__Exercise instructions__: Report all lines from the entries below in which "NotWoofers" appears.

__Records shown__:
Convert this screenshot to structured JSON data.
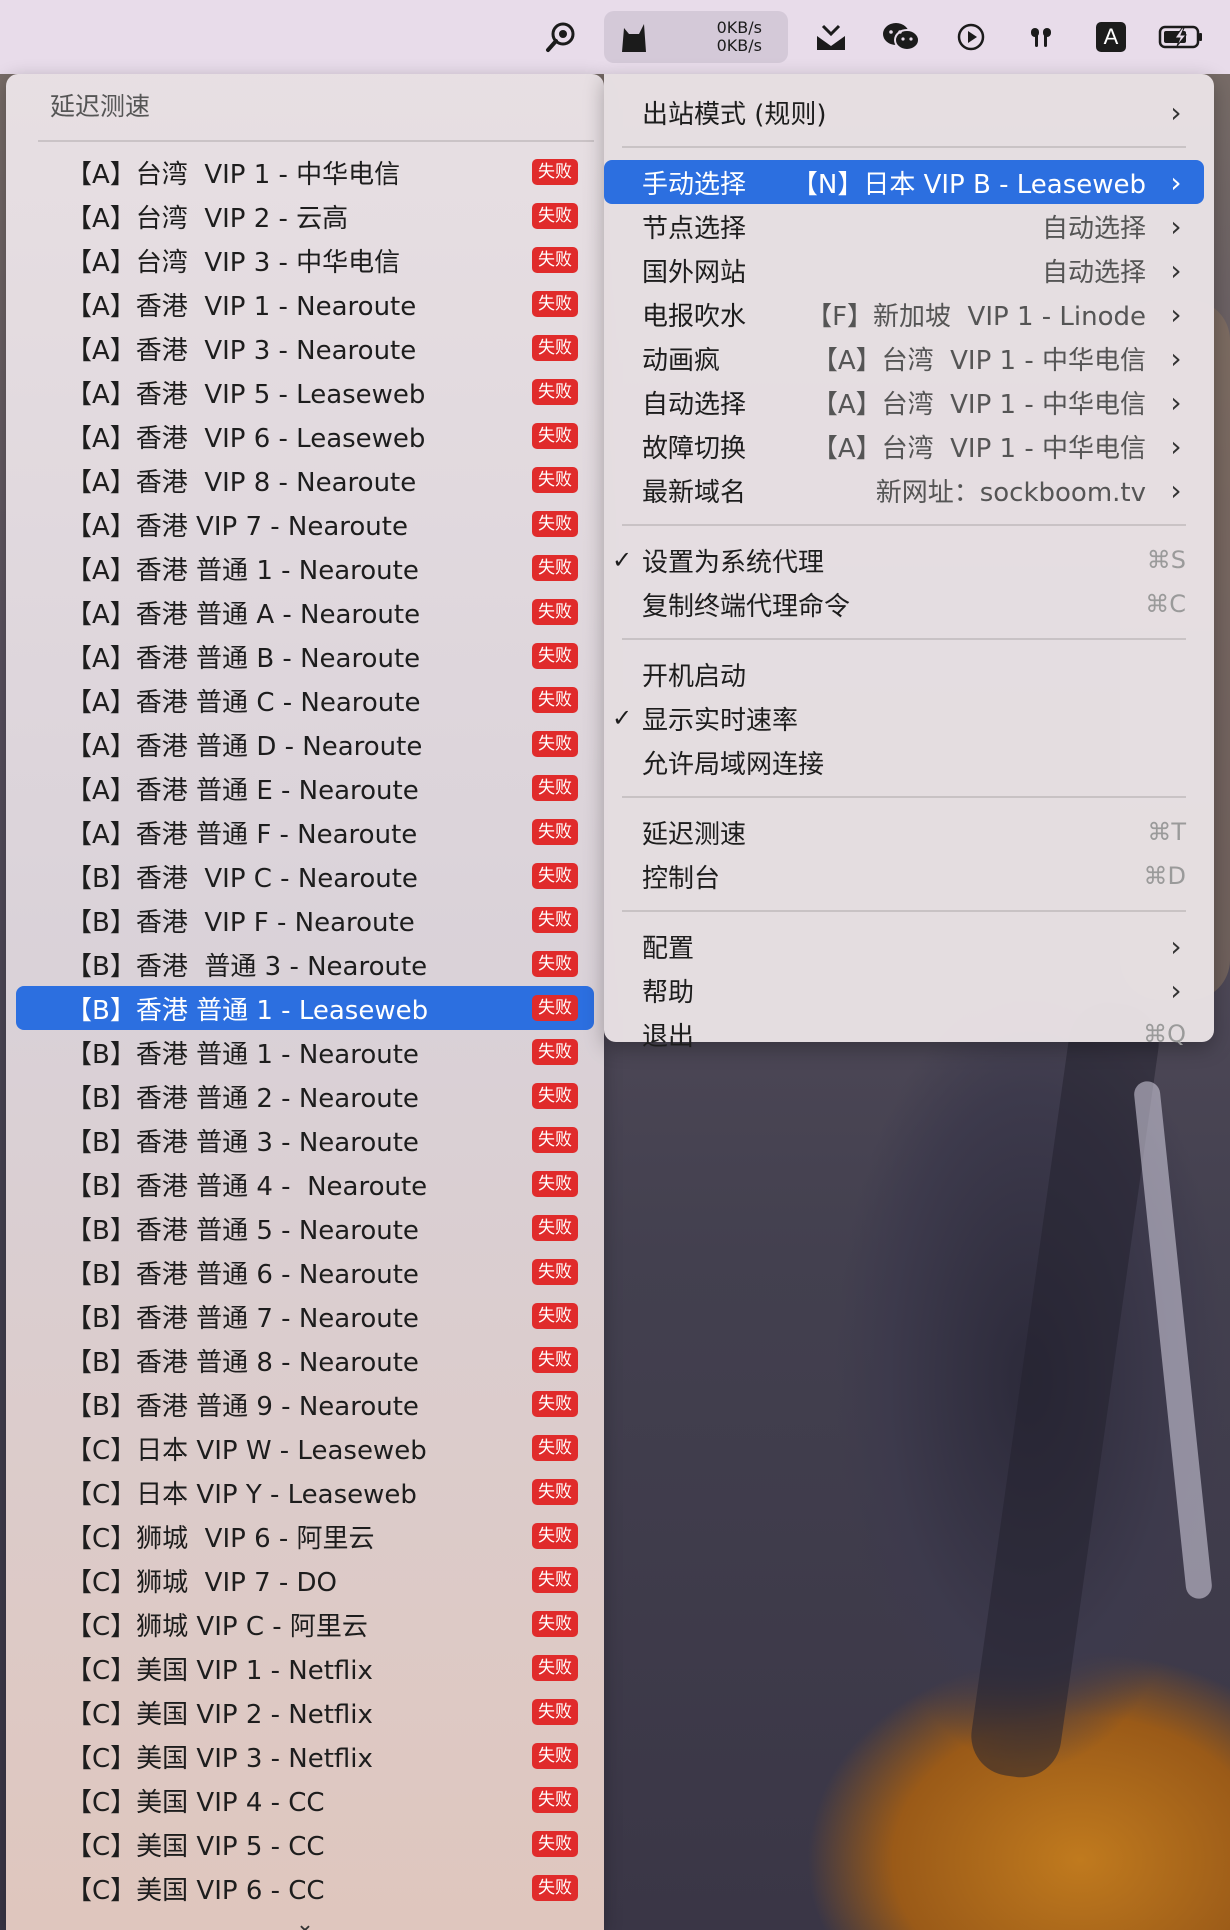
{
  "menubar": {
    "upload_speed": "0KB/s",
    "download_speed": "0KB/s",
    "input_source": "A"
  },
  "delay_test_menu": {
    "title": "延迟测速",
    "fail_label": "失败",
    "items": [
      "【A】台湾  VIP 1 - 中华电信",
      "【A】台湾  VIP 2 - 云高",
      "【A】台湾  VIP 3 - 中华电信",
      "【A】香港  VIP 1 - Nearoute",
      "【A】香港  VIP 3 - Nearoute",
      "【A】香港  VIP 5 - Leaseweb",
      "【A】香港  VIP 6 - Leaseweb",
      "【A】香港  VIP 8 - Nearoute",
      "【A】香港 VIP 7 - Nearoute",
      "【A】香港 普通 1 - Nearoute",
      "【A】香港 普通 A - Nearoute",
      "【A】香港 普通 B - Nearoute",
      "【A】香港 普通 C - Nearoute",
      "【A】香港 普通 D - Nearoute",
      "【A】香港 普通 E - Nearoute",
      "【A】香港 普通 F - Nearoute",
      "【B】香港  VIP C - Nearoute",
      "【B】香港  VIP F - Nearoute",
      "【B】香港  普通 3 - Nearoute",
      "【B】香港 普通 1 - Leaseweb",
      "【B】香港 普通 1 - Nearoute",
      "【B】香港 普通 2 - Nearoute",
      "【B】香港 普通 3 - Nearoute",
      "【B】香港 普通 4 -  Nearoute",
      "【B】香港 普通 5 - Nearoute",
      "【B】香港 普通 6 - Nearoute",
      "【B】香港 普通 7 - Nearoute",
      "【B】香港 普通 8 - Nearoute",
      "【B】香港 普通 9 - Nearoute",
      "【C】日本 VIP W - Leaseweb",
      "【C】日本 VIP Y - Leaseweb",
      "【C】狮城  VIP 6 - 阿里云",
      "【C】狮城  VIP 7 - DO",
      "【C】狮城 VIP C - 阿里云",
      "【C】美国 VIP 1 - Netflix",
      "【C】美国 VIP 2 - Netflix",
      "【C】美国 VIP 3 - Netflix",
      "【C】美国 VIP 4 - CC",
      "【C】美国 VIP 5 - CC",
      "【C】美国 VIP 6 - CC"
    ]
  },
  "main_menu": {
    "outbound_mode": "出站模式 (规则)",
    "groups": [
      {
        "label": "手动选择",
        "value": "【N】日本 VIP B - Leaseweb"
      },
      {
        "label": "节点选择",
        "value": "自动选择"
      },
      {
        "label": "国外网站",
        "value": "自动选择"
      },
      {
        "label": "电报吹水",
        "value": "【F】新加坡  VIP 1 - Linode"
      },
      {
        "label": "动画疯",
        "value": "【A】台湾  VIP 1 - 中华电信"
      },
      {
        "label": "自动选择",
        "value": "【A】台湾  VIP 1 - 中华电信"
      },
      {
        "label": "故障切换",
        "value": "【A】台湾  VIP 1 - 中华电信"
      },
      {
        "label": "最新域名",
        "value": "新网址：sockboom.tv"
      }
    ],
    "set_system_proxy": "设置为系统代理",
    "set_system_proxy_shortcut": "⌘S",
    "copy_terminal_cmd": "复制终端代理命令",
    "copy_terminal_cmd_shortcut": "⌘C",
    "launch_at_login": "开机启动",
    "show_speed": "显示实时速率",
    "allow_lan": "允许局域网连接",
    "delay_test": "延迟测速",
    "delay_test_shortcut": "⌘T",
    "console": "控制台",
    "console_shortcut": "⌘D",
    "config": "配置",
    "help": "帮助",
    "quit": "退出",
    "quit_shortcut": "⌘Q"
  }
}
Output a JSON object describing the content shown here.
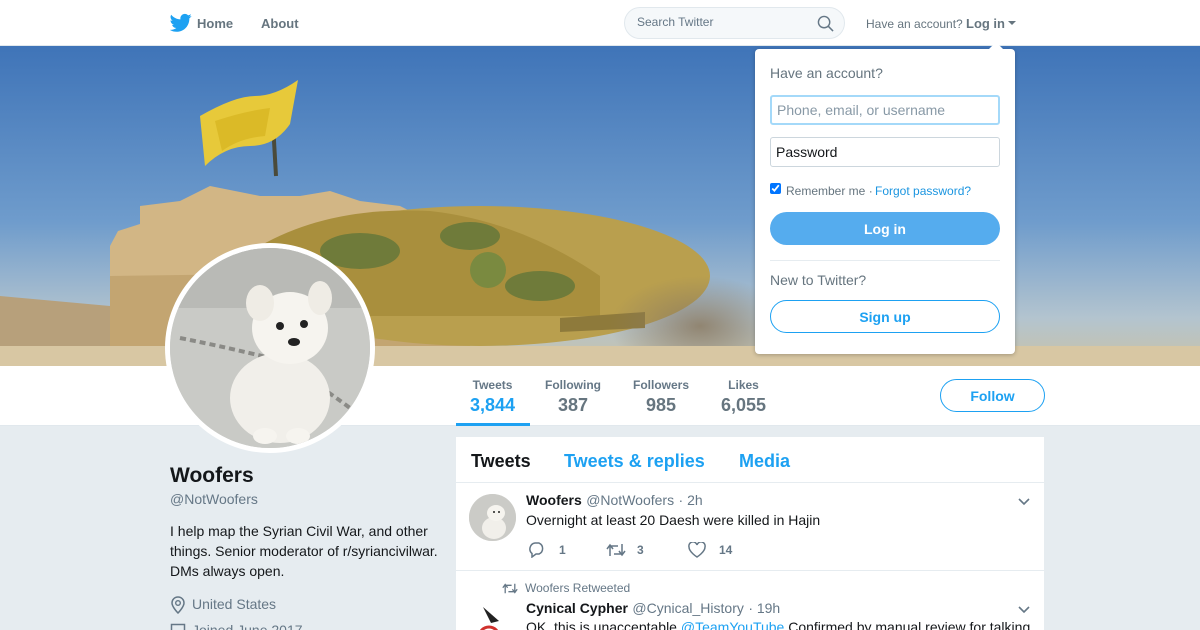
{
  "nav": {
    "home_label": "Home",
    "about_label": "About",
    "search_placeholder": "Search Twitter",
    "have_account": "Have an account?",
    "login_label": "Log in"
  },
  "colors": {
    "brand": "#1da1f2",
    "login_button": "#55acee"
  },
  "icons": [
    "twitter-bird-icon",
    "search-icon",
    "chevron-down-icon",
    "location-pin-icon",
    "calendar-icon",
    "reply-icon",
    "retweet-icon",
    "like-icon"
  ],
  "profile": {
    "name": "Woofers",
    "handle": "@NotWoofers",
    "bio": "I help map the Syrian Civil War, and other things. Senior moderator of r/syriancivilwar. DMs always open.",
    "location": "United States",
    "joined": "Joined June 2017"
  },
  "stats": [
    {
      "label": "Tweets",
      "value": "3,844"
    },
    {
      "label": "Following",
      "value": "387"
    },
    {
      "label": "Followers",
      "value": "985"
    },
    {
      "label": "Likes",
      "value": "6,055"
    }
  ],
  "follow_label": "Follow",
  "timeline": {
    "tabs": [
      "Tweets",
      "Tweets & replies",
      "Media"
    ],
    "tweets": [
      {
        "name": "Woofers",
        "handle": "@NotWoofers",
        "time": "· 2h",
        "text": "Overnight at least 20 Daesh were killed in Hajin",
        "replies": "1",
        "retweets": "3",
        "likes": "14"
      },
      {
        "context": "Woofers Retweeted",
        "name": "Cynical Cypher",
        "handle": "@Cynical_History",
        "time": "· 19h",
        "text_start": "OK, this is unacceptable ",
        "mention": "@TeamYouTube",
        "text_end": " Confirmed by manual review for talking"
      }
    ]
  },
  "login_dropdown": {
    "title": "Have an account?",
    "username_placeholder": "Phone, email, or username",
    "password_placeholder": "Password",
    "remember_label": "Remember me ·",
    "remember_checked": true,
    "forgot_label": "Forgot password?",
    "login_button": "Log in",
    "new_label": "New to Twitter?",
    "signup_button": "Sign up"
  }
}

__Solution__:
    "handle": "@NotWoofers",
        "handle": "@NotWoofers",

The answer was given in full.